Count how many lines hold the string "saturated". Answer with that number and nothing more.

══ Raw records ══

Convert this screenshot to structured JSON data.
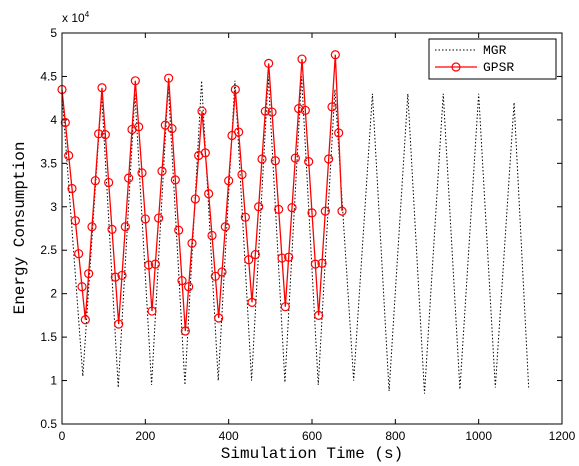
{
  "chart_data": {
    "type": "line",
    "xlabel": "Simulation Time (s)",
    "ylabel": "Energy Consumption",
    "multiplier": {
      "base": "x 10",
      "exponent": "4"
    },
    "xlim": [
      0,
      1200
    ],
    "xticks": [
      0,
      200,
      400,
      600,
      800,
      1000,
      1200
    ],
    "ylim": [
      0.5,
      5
    ],
    "yticks": [
      0.5,
      1,
      1.5,
      2,
      2.5,
      3,
      3.5,
      4,
      4.5,
      5
    ],
    "grid": false,
    "legend": "northeast",
    "series": [
      {
        "name": "MGR",
        "color": "#000000",
        "style": "dotted",
        "marker": "none",
        "x": [
          0,
          50,
          95,
          135,
          175,
          215,
          255,
          295,
          335,
          375,
          415,
          455,
          495,
          535,
          575,
          615,
          655,
          700,
          745,
          785,
          830,
          870,
          915,
          955,
          1000,
          1040,
          1085,
          1120
        ],
        "values": [
          4.3,
          1.05,
          4.3,
          0.92,
          4.3,
          0.95,
          4.4,
          0.95,
          4.45,
          1.0,
          4.45,
          1.0,
          4.5,
          0.98,
          4.5,
          0.95,
          4.35,
          1.0,
          4.3,
          0.88,
          4.3,
          0.85,
          4.3,
          0.9,
          4.3,
          0.92,
          4.2,
          0.92
        ]
      },
      {
        "name": "GPSR",
        "color": "#ff0000",
        "style": "solid",
        "marker": "circle",
        "x": [
          0,
          8,
          16,
          24,
          32,
          40,
          48,
          56,
          64,
          72,
          80,
          88,
          96,
          104,
          112,
          120,
          128,
          136,
          144,
          152,
          160,
          168,
          176,
          184,
          192,
          200,
          208,
          216,
          224,
          232,
          240,
          248,
          256,
          264,
          272,
          280,
          288,
          296,
          304,
          312,
          320,
          328,
          336,
          344,
          352,
          360,
          368,
          376,
          384,
          392,
          400,
          408,
          416,
          424,
          432,
          440,
          448,
          456,
          464,
          472,
          480,
          488,
          496,
          504,
          512,
          520,
          528,
          536,
          544,
          552,
          560,
          568,
          576,
          584,
          592,
          600,
          608,
          616,
          624,
          632,
          640,
          648,
          656,
          664,
          672
        ],
        "values": [
          4.35,
          3.97,
          3.59,
          3.21,
          2.84,
          2.46,
          2.08,
          1.7,
          2.23,
          2.77,
          3.3,
          3.84,
          4.37,
          3.83,
          3.28,
          2.74,
          2.19,
          1.65,
          2.21,
          2.77,
          3.33,
          3.89,
          4.45,
          3.92,
          3.39,
          2.86,
          2.33,
          1.8,
          2.34,
          2.87,
          3.41,
          3.94,
          4.48,
          3.9,
          3.31,
          2.73,
          2.15,
          1.57,
          2.08,
          2.58,
          3.09,
          3.59,
          4.1,
          3.62,
          3.15,
          2.67,
          2.2,
          1.72,
          2.25,
          2.77,
          3.3,
          3.82,
          4.35,
          3.86,
          3.37,
          2.88,
          2.39,
          1.9,
          2.45,
          3.0,
          3.55,
          4.1,
          4.65,
          4.09,
          3.53,
          2.97,
          2.41,
          1.85,
          2.42,
          2.99,
          3.56,
          4.13,
          4.7,
          4.11,
          3.52,
          2.93,
          2.34,
          1.75,
          2.35,
          2.95,
          3.55,
          4.15,
          4.75,
          3.85,
          2.95
        ]
      }
    ]
  }
}
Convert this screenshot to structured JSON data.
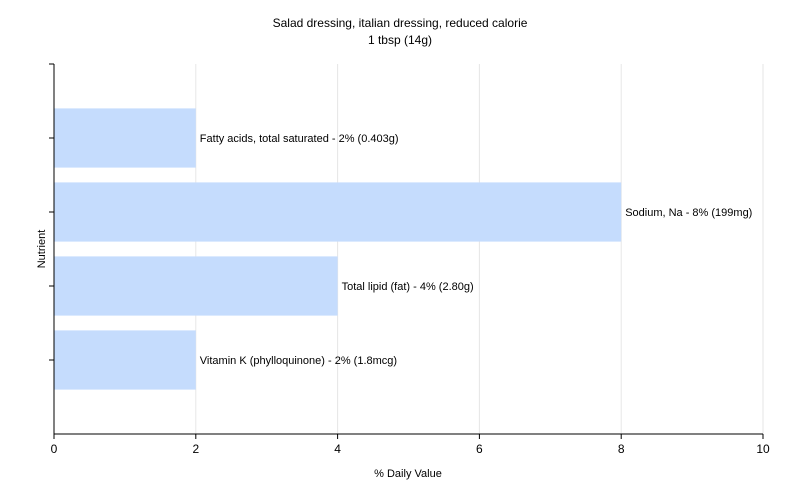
{
  "chart_data": {
    "type": "bar",
    "orientation": "horizontal",
    "title": "Salad dressing, italian dressing, reduced calorie",
    "subtitle": "1 tbsp (14g)",
    "xlabel": "% Daily Value",
    "ylabel": "Nutrient",
    "xlim": [
      0,
      10
    ],
    "xticks": [
      "0",
      "2",
      "4",
      "6",
      "8",
      "10"
    ],
    "grid": true,
    "bar_color": "#c5dcfd",
    "categories": [
      "Fatty acids, total saturated",
      "Sodium, Na",
      "Total lipid (fat)",
      "Vitamin K (phylloquinone)"
    ],
    "values": [
      2,
      8,
      4,
      2
    ],
    "labels": [
      "Fatty acids, total saturated - 2% (0.403g)",
      "Sodium, Na - 8% (199mg)",
      "Total lipid (fat) - 4% (2.80g)",
      "Vitamin K (phylloquinone) - 2% (1.8mcg)"
    ]
  }
}
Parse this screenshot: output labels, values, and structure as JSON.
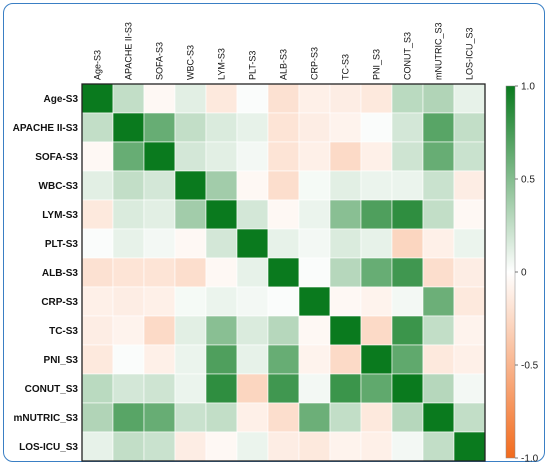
{
  "chart_data": {
    "type": "heatmap",
    "labels_row": [
      "Age-S3",
      "APACHE II-S3",
      "SOFA-S3",
      "WBC-S3",
      "LYM-S3",
      "PLT-S3",
      "ALB-S3",
      "CRP-S3",
      "TC-S3",
      "PNI_S3",
      "CONUT_S3",
      "mNUTRIC_S3",
      "LOS-ICU_S3"
    ],
    "labels_col": [
      "Age-S3",
      "APACHE II-S3",
      "SOFA-S3",
      "WBC-S3",
      "LYM-S3",
      "PLT-S3",
      "ALB-S3",
      "CRP-S3",
      "TC-S3",
      "PNI_S3",
      "CONUT_S3",
      "mNUTRIC_S3",
      "LOS-ICU_S3"
    ],
    "values": [
      [
        1.0,
        0.25,
        -0.05,
        0.12,
        -0.15,
        0.02,
        -0.2,
        -0.1,
        -0.12,
        -0.15,
        0.28,
        0.32,
        0.1
      ],
      [
        0.25,
        1.0,
        0.62,
        0.25,
        0.15,
        0.1,
        -0.18,
        -0.12,
        -0.08,
        0.02,
        0.18,
        0.68,
        0.25
      ],
      [
        -0.05,
        0.62,
        1.0,
        0.18,
        0.12,
        0.05,
        -0.18,
        -0.1,
        -0.25,
        -0.1,
        0.2,
        0.62,
        0.22
      ],
      [
        0.12,
        0.25,
        0.18,
        1.0,
        0.38,
        -0.05,
        -0.22,
        0.04,
        0.12,
        0.08,
        0.08,
        0.22,
        -0.12
      ],
      [
        -0.15,
        0.15,
        0.12,
        0.38,
        1.0,
        0.18,
        -0.05,
        0.08,
        0.48,
        0.72,
        0.85,
        0.25,
        -0.05
      ],
      [
        0.02,
        0.1,
        0.05,
        -0.05,
        0.18,
        1.0,
        0.1,
        0.05,
        0.15,
        0.1,
        -0.28,
        -0.1,
        0.08
      ],
      [
        -0.2,
        -0.18,
        -0.18,
        -0.22,
        -0.05,
        0.1,
        1.0,
        0.02,
        0.3,
        0.62,
        0.78,
        -0.22,
        -0.12
      ],
      [
        -0.1,
        -0.12,
        -0.1,
        0.04,
        0.08,
        0.05,
        0.02,
        1.0,
        -0.05,
        -0.08,
        0.05,
        0.6,
        -0.15
      ],
      [
        -0.12,
        -0.08,
        -0.25,
        0.12,
        0.48,
        0.15,
        0.3,
        -0.05,
        1.0,
        -0.25,
        0.8,
        0.25,
        -0.08
      ],
      [
        -0.15,
        0.02,
        -0.1,
        0.08,
        0.72,
        0.1,
        0.62,
        -0.08,
        -0.25,
        1.0,
        0.65,
        -0.15,
        -0.1
      ],
      [
        0.28,
        0.18,
        0.2,
        0.08,
        0.85,
        -0.28,
        0.78,
        0.05,
        0.8,
        0.65,
        1.0,
        0.3,
        0.05
      ],
      [
        0.32,
        0.68,
        0.62,
        0.22,
        0.25,
        -0.1,
        -0.22,
        0.6,
        0.25,
        -0.15,
        0.3,
        1.0,
        0.25
      ],
      [
        0.1,
        0.25,
        0.22,
        -0.12,
        -0.05,
        0.08,
        -0.12,
        -0.15,
        -0.08,
        -0.1,
        0.05,
        0.25,
        1.0
      ]
    ],
    "colorbar": {
      "min": -1.0,
      "max": 1.0,
      "ticks": [
        "1.0",
        "0.5",
        "0",
        "-0.5",
        "-1.0"
      ]
    },
    "colors": {
      "positive": "#0a7a1e",
      "neutral": "#ffffff",
      "negative": "#f26b1d"
    },
    "title": "",
    "xlabel": "",
    "ylabel": ""
  }
}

═══

Response: 2